- **What is being asked**: Find and copy each line of the records where the string "this" shows up.

START Provided data

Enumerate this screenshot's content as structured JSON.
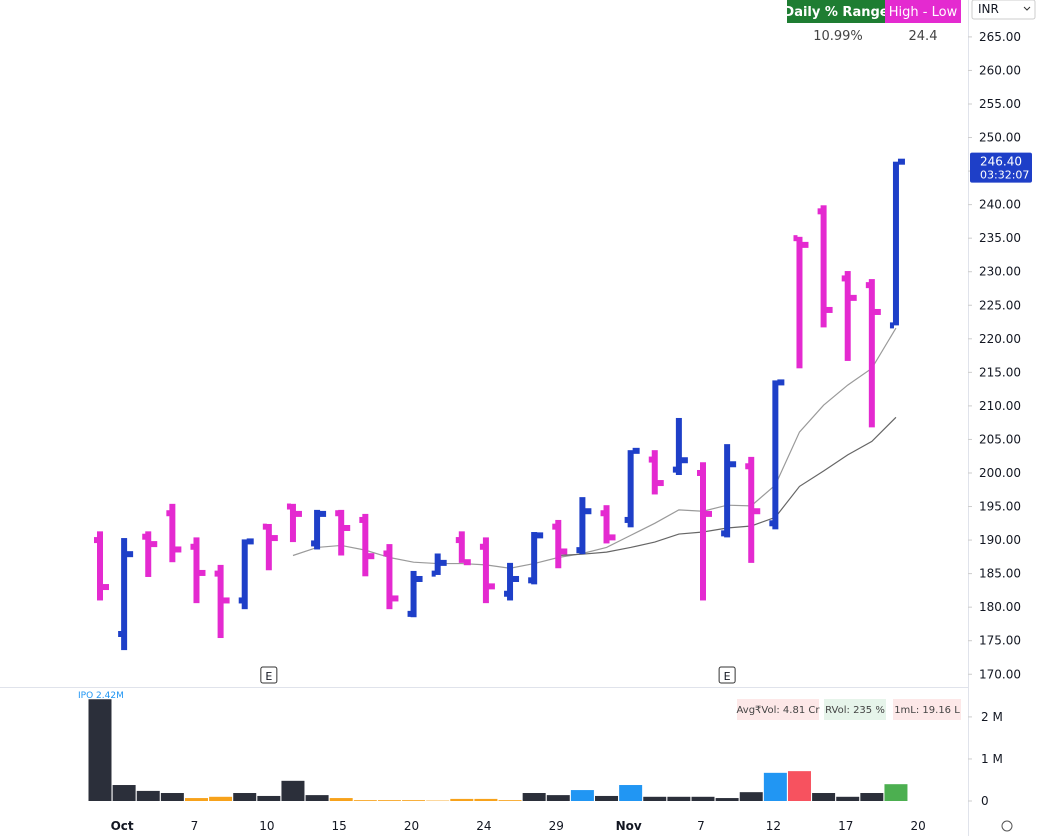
{
  "chart_data": {
    "type": "ohlc",
    "header": {
      "range_label": "Daily % Range",
      "range_value": "10.99%",
      "hl_label": "High - Low",
      "hl_value": "24.4",
      "currency": "INR"
    },
    "open": [
      190,
      176,
      190.5,
      194,
      189,
      185,
      181,
      192,
      195,
      189.5,
      194,
      193,
      188,
      179,
      185,
      190,
      189,
      182,
      184,
      192,
      188.5,
      194,
      193,
      202,
      200.5,
      200,
      191,
      201,
      192.5,
      235,
      239,
      229,
      228,
      222
    ],
    "high": [
      191.3,
      190.3,
      191.3,
      195.4,
      190.4,
      186.3,
      190.1,
      192.4,
      195.4,
      194.5,
      194.5,
      193.9,
      189.4,
      185.4,
      188,
      191.3,
      190.4,
      186.6,
      191.2,
      193,
      196.4,
      195.2,
      203.4,
      203.4,
      208.2,
      201.6,
      204.3,
      202.4,
      213.8,
      235.2,
      239.9,
      230.1,
      228.9,
      246.4
    ],
    "low": [
      181,
      173.6,
      184.5,
      186.7,
      180.6,
      175.4,
      179.7,
      185.5,
      189.7,
      188.6,
      187.7,
      184.6,
      179.7,
      178.5,
      184.8,
      186.6,
      180.6,
      181,
      183.4,
      185.8,
      187.9,
      189.5,
      191.9,
      196.8,
      199.7,
      181,
      190.4,
      186.6,
      191.6,
      215.6,
      221.7,
      216.7,
      206.8,
      222
    ],
    "close": [
      183,
      187.9,
      189.4,
      188.6,
      185.1,
      181,
      189.8,
      190.3,
      193.9,
      193.9,
      191.8,
      187.6,
      181.3,
      184.2,
      186.6,
      186.7,
      183.1,
      184.2,
      190.7,
      188.3,
      194.3,
      190.4,
      203.3,
      198.5,
      201.9,
      193.9,
      201.3,
      194.3,
      213.5,
      234,
      224.3,
      226.1,
      224,
      246.4
    ],
    "up_color": "#1e3fc8",
    "down_color": "#e42ad0",
    "last_price": {
      "value": 246.4,
      "label": "246.40",
      "timer": "03:32:07"
    },
    "moving_averages": [
      {
        "color": "#9a9a9a",
        "values": [
          null,
          null,
          null,
          null,
          null,
          null,
          null,
          null,
          187.7,
          188.9,
          189.2,
          188.5,
          187.4,
          186.7,
          186.5,
          186.5,
          186.3,
          185.8,
          186.5,
          187.4,
          188.0,
          188.9,
          190.7,
          192.5,
          194.5,
          194.3,
          195.2,
          195.1,
          198.2,
          206.1,
          210.1,
          213.1,
          215.6,
          221.6
        ]
      },
      {
        "color": "#666666",
        "values": [
          null,
          null,
          null,
          null,
          null,
          null,
          null,
          null,
          null,
          null,
          null,
          null,
          null,
          null,
          null,
          null,
          null,
          null,
          null,
          187.7,
          187.9,
          188.2,
          188.9,
          189.7,
          190.9,
          191.2,
          191.8,
          192.1,
          193.4,
          198.0,
          200.3,
          202.7,
          204.7,
          208.3
        ]
      }
    ],
    "ylim": [
      168.1,
      270.5
    ],
    "yticks": [
      {
        "value": 170,
        "label": "170.00"
      },
      {
        "value": 175,
        "label": "175.00"
      },
      {
        "value": 180,
        "label": "180.00"
      },
      {
        "value": 185,
        "label": "185.00"
      },
      {
        "value": 190,
        "label": "190.00"
      },
      {
        "value": 195,
        "label": "195.00"
      },
      {
        "value": 200,
        "label": "200.00"
      },
      {
        "value": 205,
        "label": "205.00"
      },
      {
        "value": 210,
        "label": "210.00"
      },
      {
        "value": 215,
        "label": "215.00"
      },
      {
        "value": 220,
        "label": "220.00"
      },
      {
        "value": 225,
        "label": "225.00"
      },
      {
        "value": 230,
        "label": "230.00"
      },
      {
        "value": 235,
        "label": "235.00"
      },
      {
        "value": 240,
        "label": "240.00"
      },
      {
        "value": 245,
        "label": "245.00"
      },
      {
        "value": 250,
        "label": "250.00"
      },
      {
        "value": 255,
        "label": "255.00"
      },
      {
        "value": 260,
        "label": "260.00"
      },
      {
        "value": 265,
        "label": "265.00"
      }
    ],
    "xticks": [
      {
        "value": 1,
        "label": "Oct"
      },
      {
        "value": 4,
        "label": "7"
      },
      {
        "value": 7,
        "label": "10"
      },
      {
        "value": 10,
        "label": "15"
      },
      {
        "value": 13,
        "label": "20"
      },
      {
        "value": 16,
        "label": "24"
      },
      {
        "value": 19,
        "label": "29"
      },
      {
        "value": 22,
        "label": "Nov"
      },
      {
        "value": 25,
        "label": "7"
      },
      {
        "value": 28,
        "label": "12"
      },
      {
        "value": 31,
        "label": "17"
      },
      {
        "value": 34,
        "label": "20"
      }
    ],
    "events": [
      {
        "value": 7,
        "label": "E"
      },
      {
        "value": 26,
        "label": "E"
      }
    ],
    "volume": {
      "values": [
        2420000,
        380000,
        240000,
        190000,
        70000,
        100000,
        190000,
        120000,
        480000,
        140000,
        70000,
        20000,
        20000,
        20000,
        10000,
        50000,
        50000,
        20000,
        190000,
        140000,
        260000,
        120000,
        380000,
        100000,
        100000,
        100000,
        70000,
        210000,
        670000,
        710000,
        190000,
        100000,
        190000,
        400000
      ],
      "colors": [
        "#2b2f3a",
        "#2b2f3a",
        "#2b2f3a",
        "#2b2f3a",
        "#f7a21b",
        "#f7a21b",
        "#2b2f3a",
        "#2b2f3a",
        "#2b2f3a",
        "#2b2f3a",
        "#f7a21b",
        "#f7a21b",
        "#f7a21b",
        "#f7a21b",
        "#f7a21b",
        "#f7a21b",
        "#f7a21b",
        "#f7a21b",
        "#2b2f3a",
        "#2b2f3a",
        "#2196f3",
        "#2b2f3a",
        "#2196f3",
        "#2b2f3a",
        "#2b2f3a",
        "#2b2f3a",
        "#2b2f3a",
        "#2b2f3a",
        "#2196f3",
        "#f7525f",
        "#2b2f3a",
        "#2b2f3a",
        "#2b2f3a",
        "#4caf50"
      ],
      "ylim": [
        0,
        2640000
      ],
      "yticks": [
        {
          "value": 0,
          "label": "0"
        },
        {
          "value": 1000000,
          "label": "1 M"
        },
        {
          "value": 2000000,
          "label": "2 M"
        }
      ],
      "ipo_label": "IPO 2.42M",
      "stats": [
        "Avg₹Vol: 4.81 Cr",
        "RVol: 235 %",
        "1mL: 19.16 L"
      ]
    }
  }
}
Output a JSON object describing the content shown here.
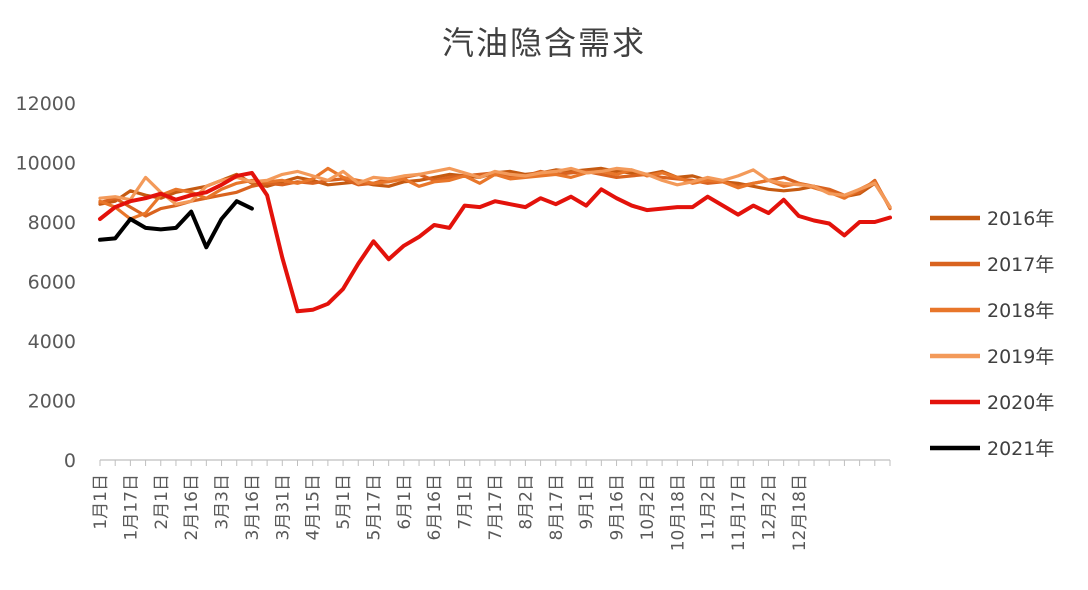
{
  "chart_data": {
    "type": "line",
    "title": "汽油隐含需求",
    "xlabel": "",
    "ylabel": "",
    "ylim": [
      0,
      12000
    ],
    "yticks": [
      0,
      2000,
      4000,
      6000,
      8000,
      10000,
      12000
    ],
    "grid": false,
    "legend_position": "right",
    "x_tick_labels": [
      "1月1日",
      "1月17日",
      "2月1日",
      "2月16日",
      "3月3日",
      "3月16日",
      "3月31日",
      "4月15日",
      "5月1日",
      "5月17日",
      "6月1日",
      "6月16日",
      "7月1日",
      "7月17日",
      "8月2日",
      "8月17日",
      "9月1日",
      "9月16日",
      "10月2日",
      "10月18日",
      "11月2日",
      "11月17日",
      "12月2日",
      "12月18日"
    ],
    "num_weeks": 53,
    "series": [
      {
        "name": "2016年",
        "color": "#c55a11",
        "values": [
          8600,
          8700,
          9050,
          8900,
          8800,
          9000,
          9100,
          9200,
          9400,
          9600,
          9300,
          9200,
          9350,
          9500,
          9400,
          9250,
          9300,
          9350,
          9250,
          9200,
          9350,
          9400,
          9500,
          9600,
          9550,
          9500,
          9650,
          9700,
          9600,
          9650,
          9750,
          9700,
          9750,
          9800,
          9700,
          9650,
          9600,
          9700,
          9500,
          9550,
          9400,
          9350,
          9300,
          9200,
          9100,
          9050,
          9100,
          9200,
          9000,
          8850,
          8950,
          9300,
          8500
        ]
      },
      {
        "name": "2017年",
        "color": "#d9631f",
        "values": [
          8650,
          8800,
          8500,
          8200,
          8450,
          8550,
          8700,
          8800,
          8900,
          9000,
          9200,
          9300,
          9250,
          9350,
          9300,
          9400,
          9450,
          9250,
          9300,
          9450,
          9500,
          9600,
          9400,
          9500,
          9550,
          9600,
          9650,
          9500,
          9550,
          9700,
          9600,
          9650,
          9700,
          9600,
          9500,
          9550,
          9600,
          9500,
          9450,
          9400,
          9300,
          9350,
          9200,
          9300,
          9400,
          9500,
          9300,
          9200,
          9100,
          8900,
          9000,
          9400,
          8450
        ]
      },
      {
        "name": "2018年",
        "color": "#e8762a",
        "values": [
          8700,
          8500,
          8100,
          8300,
          8900,
          9100,
          9000,
          8800,
          9100,
          9300,
          9400,
          9350,
          9400,
          9300,
          9450,
          9800,
          9500,
          9400,
          9300,
          9350,
          9450,
          9200,
          9350,
          9400,
          9550,
          9300,
          9600,
          9450,
          9500,
          9550,
          9600,
          9500,
          9650,
          9700,
          9600,
          9750,
          9550,
          9650,
          9500,
          9300,
          9400,
          9350,
          9150,
          9300,
          9400,
          9200,
          9300,
          9150,
          9000,
          8800,
          9100,
          9350,
          8500
        ]
      },
      {
        "name": "2019年",
        "color": "#f39a5a",
        "values": [
          8800,
          8850,
          8750,
          9500,
          9000,
          8600,
          8700,
          9200,
          9400,
          9500,
          9350,
          9400,
          9600,
          9700,
          9550,
          9400,
          9700,
          9300,
          9500,
          9450,
          9550,
          9600,
          9700,
          9800,
          9650,
          9500,
          9700,
          9600,
          9550,
          9650,
          9700,
          9800,
          9650,
          9700,
          9800,
          9750,
          9600,
          9400,
          9250,
          9350,
          9500,
          9400,
          9550,
          9750,
          9400,
          9300,
          9250,
          9200,
          8950,
          8900,
          9100,
          9300,
          8500
        ]
      },
      {
        "name": "2020年",
        "color": "#e3120b",
        "values": [
          8100,
          8500,
          8700,
          8800,
          8950,
          8750,
          8900,
          9000,
          9250,
          9550,
          9650,
          8900,
          6800,
          5000,
          5050,
          5250,
          5750,
          6600,
          7350,
          6750,
          7200,
          7500,
          7900,
          7800,
          8550,
          8500,
          8700,
          8600,
          8500,
          8800,
          8600,
          8850,
          8550,
          9100,
          8800,
          8550,
          8400,
          8450,
          8500,
          8500,
          8850,
          8550,
          8250,
          8550,
          8300,
          8750,
          8200,
          8050,
          7950,
          7550,
          8000,
          8000,
          8150
        ]
      },
      {
        "name": "2021年",
        "color": "#000000",
        "values": [
          7400,
          7450,
          8100,
          7800,
          7750,
          7800,
          8350,
          7150,
          8100,
          8700,
          8450
        ]
      }
    ]
  }
}
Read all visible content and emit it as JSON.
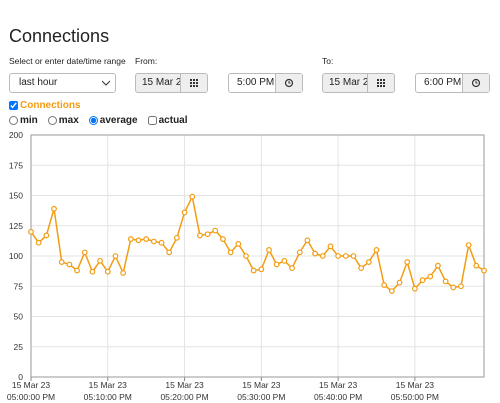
{
  "ui": {
    "title": "Connections",
    "range_label": "Select or enter date/time range",
    "range_value": "last hour",
    "from_label": "From:",
    "from_date": "15 Mar 2",
    "from_time": "5:00 PM",
    "to_label": "To:",
    "to_date": "15 Mar 2",
    "to_time": "6:00 PM",
    "series_toggle": "Connections",
    "options": [
      "min",
      "max",
      "average",
      "actual"
    ]
  },
  "chart_data": {
    "type": "line",
    "x": [
      0,
      1,
      2,
      3,
      4,
      5,
      6,
      7,
      8,
      9,
      10,
      11,
      12,
      13,
      14,
      15,
      16,
      17,
      18,
      19,
      20,
      21,
      22,
      23,
      24,
      25,
      26,
      27,
      28,
      29,
      30,
      31,
      32,
      33,
      34,
      35,
      36,
      37,
      38,
      39,
      40,
      41,
      42,
      43,
      44,
      45,
      46,
      47,
      48,
      49,
      50,
      51,
      52,
      53,
      54,
      55,
      56,
      57,
      58,
      59
    ],
    "series": [
      {
        "name": "Connections",
        "color": "#f39c12",
        "values": [
          120,
          111,
          117,
          139,
          95,
          93,
          88,
          103,
          87,
          96,
          87,
          100,
          86,
          114,
          113,
          114,
          112,
          111,
          103,
          115,
          136,
          149,
          117,
          118,
          121,
          114,
          103,
          110,
          100,
          88,
          89,
          105,
          93,
          96,
          90,
          103,
          113,
          102,
          100,
          108,
          100,
          100,
          100,
          90,
          95,
          105,
          76,
          71,
          78,
          95,
          73,
          80,
          83,
          92,
          79,
          74,
          75,
          109,
          92,
          88
        ]
      }
    ],
    "xlim": [
      0,
      59
    ],
    "xticks": [
      {
        "value": 0,
        "label": [
          "15 Mar 23",
          "05:00:00 PM"
        ]
      },
      {
        "value": 10,
        "label": [
          "15 Mar 23",
          "05:10:00 PM"
        ]
      },
      {
        "value": 20,
        "label": [
          "15 Mar 23",
          "05:20:00 PM"
        ]
      },
      {
        "value": 30,
        "label": [
          "15 Mar 23",
          "05:30:00 PM"
        ]
      },
      {
        "value": 40,
        "label": [
          "15 Mar 23",
          "05:40:00 PM"
        ]
      },
      {
        "value": 50,
        "label": [
          "15 Mar 23",
          "05:50:00 PM"
        ]
      }
    ],
    "ylim": [
      0,
      200
    ],
    "yticks": [
      0,
      25,
      50,
      75,
      100,
      125,
      150,
      175,
      200
    ],
    "grid": true
  }
}
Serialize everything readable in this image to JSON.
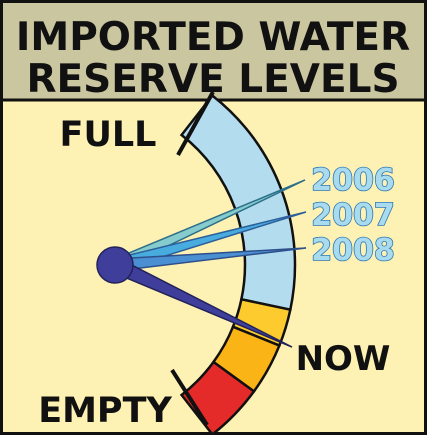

END Provided data

- **Result**:
Enumerate this screenshot's content as structured JSON.
Serialize everything readable in this image to JSON.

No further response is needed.